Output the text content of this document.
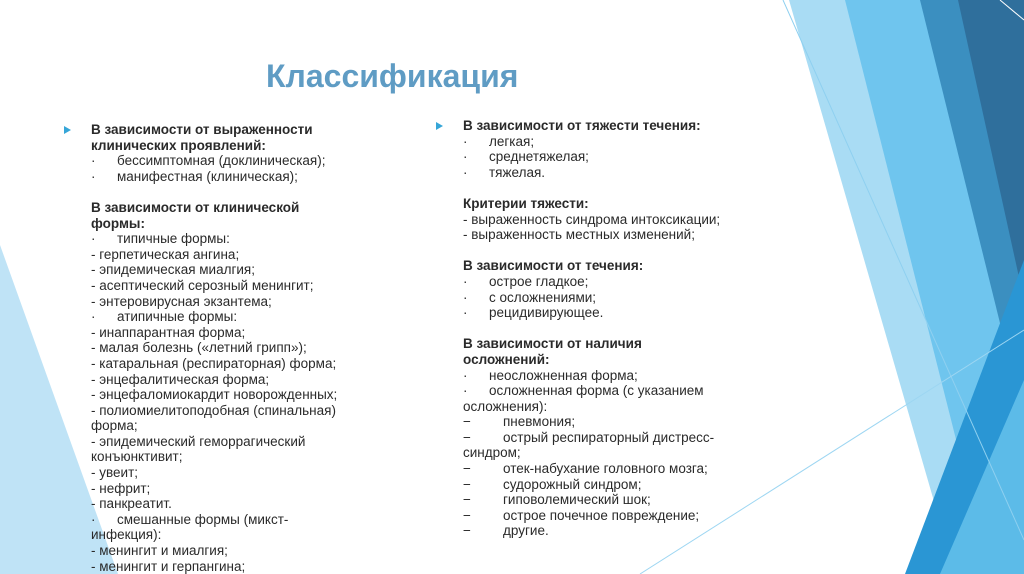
Классификация
В зависимости от выраженности
клинических проявлений:
· бессимптомная (доклиническая);
· манифестная (клиническая);
В зависимости от клинической
формы:
· типичные формы:
- герпетическая ангина;
- эпидемическая миалгия;
- асептический серозный менингит;
- энтеровирусная экзантема;
· атипичные формы:
- инаппарантная форма;
- малая болезнь («летний грипп»);
- катаральная (респираторная) форма;
- энцефалитическая форма;
- энцефаломиокардит новорожденных;
- полиомиелитоподобная (спинальная)
форма;
- эпидемический геморрагический
конъюнктивит;
- увеит;
- нефрит;
- панкреатит.
· смешанные формы (микст-
инфекция):
- менингит и миалгия;
- менингит и герпангина;
В зависимости от тяжести течения:
· легкая;
· среднетяжелая;
· тяжелая.
Критерии тяжести:
- выраженность синдрома интоксикации;
- выраженность местных изменений;
В зависимости от течения:
· острое гладкое;
· с осложнениями;
· рецидивирующее.
В зависимости от наличия
осложнений:
· неосложненная форма;
· осложненная форма (с указанием
осложнения):
− пневмония;
− острый респираторный дистресс-
синдром;
− отек-набухание головного мозга;
− судорожный синдром;
− гиповолемический шок;
− острое почечное повреждение;
− другие.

■ ■ ■ ■ ■

◆ EXERCISE GOAL
Write out every line above exactly as it is, leaving out the pictures.

◆ RESPONSE TO THE EXERCISE
Output the text content of this document.
Классификация
В зависимости от выраженности
клинических проявлений:
· бессимптомная (доклиническая);
· манифестная (клиническая);
В зависимости от клинической
формы:
· типичные формы:
- герпетическая ангина;
- эпидемическая миалгия;
- асептический серозный менингит;
- энтеровирусная экзантема;
· атипичные формы:
- инаппарантная форма;
- малая болезнь («летний грипп»);
- катаральная (респираторная) форма;
- энцефалитическая форма;
- энцефаломиокардит новорожденных;
- полиомиелитоподобная (спинальная)
форма;
- эпидемический геморрагический
конъюнктивит;
- увеит;
- нефрит;
- панкреатит.
· смешанные формы (микст-
инфекция):
- менингит и миалгия;
- менингит и герпангина;
В зависимости от тяжести течения:
· легкая;
· среднетяжелая;
· тяжелая.
Критерии тяжести:
- выраженность синдрома интоксикации;
- выраженность местных изменений;
В зависимости от течения:
· острое гладкое;
· с осложнениями;
· рецидивирующее.
В зависимости от наличия
осложнений:
· неосложненная форма;
· осложненная форма (с указанием
осложнения):
− пневмония;
− острый респираторный дистресс-
синдром;
− отек-набухание головного мозга;
− судорожный синдром;
− гиповолемический шок;
− острое почечное повреждение;
− другие.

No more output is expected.